**課題一覧**
1) 出典から「海辺でのんびりするのも、本も」で始まり「ツにパワフルで目が離せない。」で終わる部分を、両端の語句も含めて一字一句変えずに抜き出してください。
2) 出典によると、ドラマ「不適切にもほどがある!」の脚本を書いているのは誰ですか。
3) 次の(a)〜(c)の記述が出典の内容と一致するかどうかを、それぞれ「はい」か「いいえ」で答え、判断の根拠となる出典の語句をそのまま引用してください。
(a) このドラマはTBSで金曜22時から放送されている。
(b) 小川市郎は高校の国語教師である。
(c) 純子は幼いころに母を亡くしている。

**出典**
海辺から半歩下がって綴る《ドラマ・映画の話》

海辺でのんびりするのも、本もドラマも映画も好き!つまらなくても、面白くても、見たままログ。

宮藤官九郎×阿部サダヲ ドラマ「不適切にもほどがある!」第5話までの感想

期待を超えてきた宮藤官九郎ドラマに注目!

コロナが社会に打撃を与えて数年たち、昭和も本当に遠くなった気がする今日この頃。毎週の放送を楽しみにするドラマがあるって素晴らしいですね。

2024年1月期はTBS金曜22時からの「不適切にもほどがある!」がダントツにパワフルで目が離せない。

主演は阿部サダヲさん。脚本は宮藤官九郎さん。プロデューサーは磯山晶さん。

家族愛・人間愛に満ちた小川市郎(阿部サダヲ)のドラマでありつつ、38年前の1986年頃の昭和と今(令和6)をタイムスリップして行き来してしまう展開の中で、文化を比較しつつ、SF的な面白さを加味した、クドカンの切れ味のいいギャグも健在の濃い~ドラマです。

このドラマ、決して昔がよかったと言いたいわけではなく、けれども、昔がすべてよくなかったわけじゃない、というスタンスなのだと思います。今も、メンタル不調の人が多いし、子どもたちのいじめなどの問題・課題は数多くあります。私たちが見失っているものがなんなのか?を追っていき、小川市郎が時間を飛び越えて、人が幸せになるってどういうことなのかを問う、そういうことなのでは…と思います。

第1話で引き込まれる 昭和ワールドの洗礼 (ここからネタバレ)

1986年を感じさせる数々のシーン。懐かしくてほほえましい部分もありましたが、今だったら「不適切」な言動の数々も多めに描写されており、ひいてしまう人もいたかも。真っ赤な口紅で登校する主人公の高校生の娘・純子河合優実)。聖子ちゃんカット(もしくは中森明菜っぽい?)に長いスカートであばずれという設定。かつての不良少女は、こんなに真っ赤な口紅で、学校行ってたの?本当に?というインパクトは結構あります。

中学の体育教師である父・小川市郎は、野球部顧問。生活指導の担当でもあり、「地獄のオザワ」とも言われているのですが、自分の娘・純子は優等生ではないっていうところも、笑えるポイント。(純子なりの理由があったわけですが)幼いころに母を亡くした純子を男手ひとつで育てているだけに、「ブスだな~」と言いながらも愛にあふれている感じですね。

**提供データ**
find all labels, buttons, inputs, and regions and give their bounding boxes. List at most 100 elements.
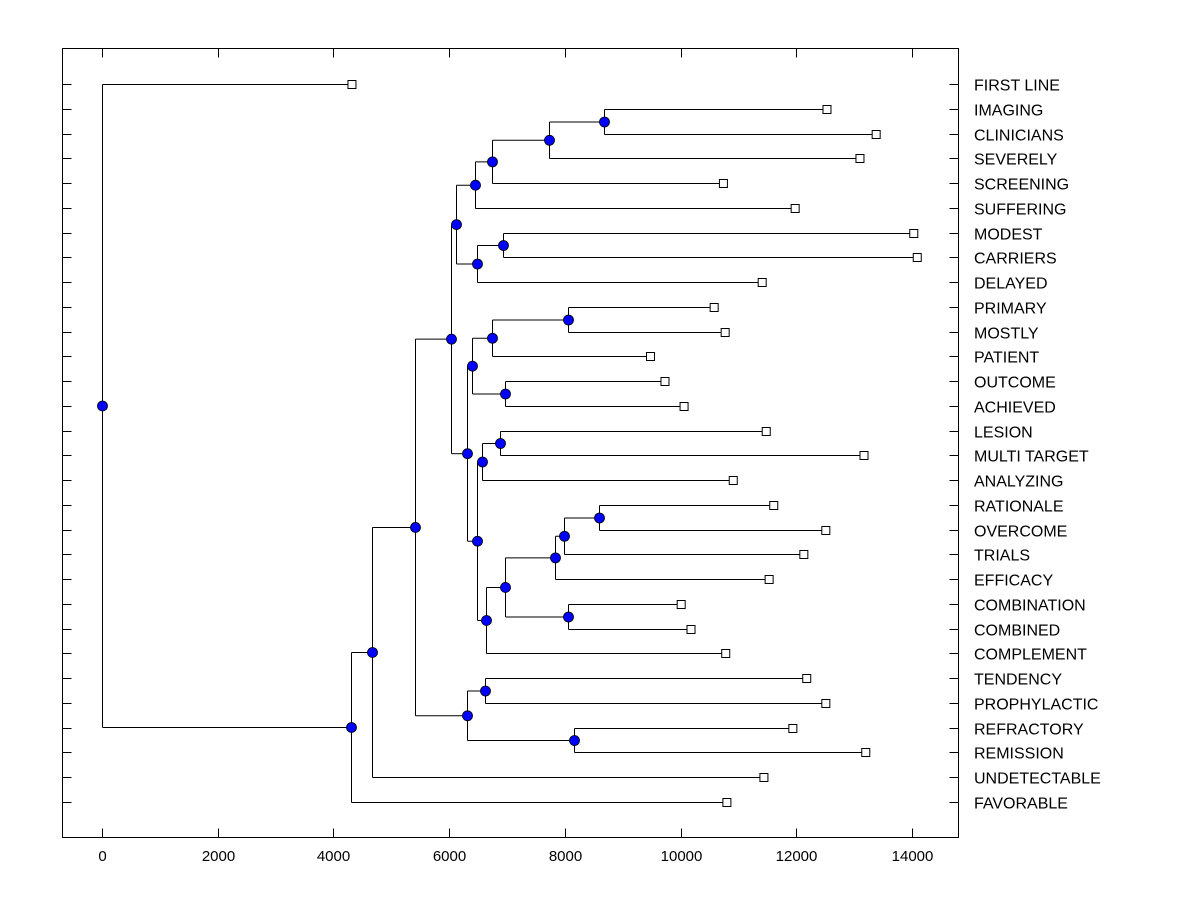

**課題の解答**
1)
海辺でのんびりするのも、本もドラマも映画も好き!つまらなくても、面白くても、見たままログ。

宮藤官九郎×阿部サダヲ ドラマ「不適切にもほどがある!」第5話までの感想

期待を超えてきた宮藤官九郎ドラマに注目!

コロナが社会に打撃を与えて数年たち、昭和も本当に遠くなった気がする今日この頃。毎週の放送を楽しみにするドラマがあるって素晴らしいですね。

2024年1月期はTBS金曜22時からの「不適切にもほどがある!」がダントツにパワフルで目が離せない。

2) 宮藤官九郎さんです。

3)
(a) はい。「2024年1月期はTBS金曜22時からの「不適切にもほどがある!」がダントツにパワフルで目が離せない。」
(b) いいえ。「中学の体育教師である父・小川市郎は、野球部顧問。」
(c) はい。「幼いころに母を亡くした純子を男手ひとつで育てている」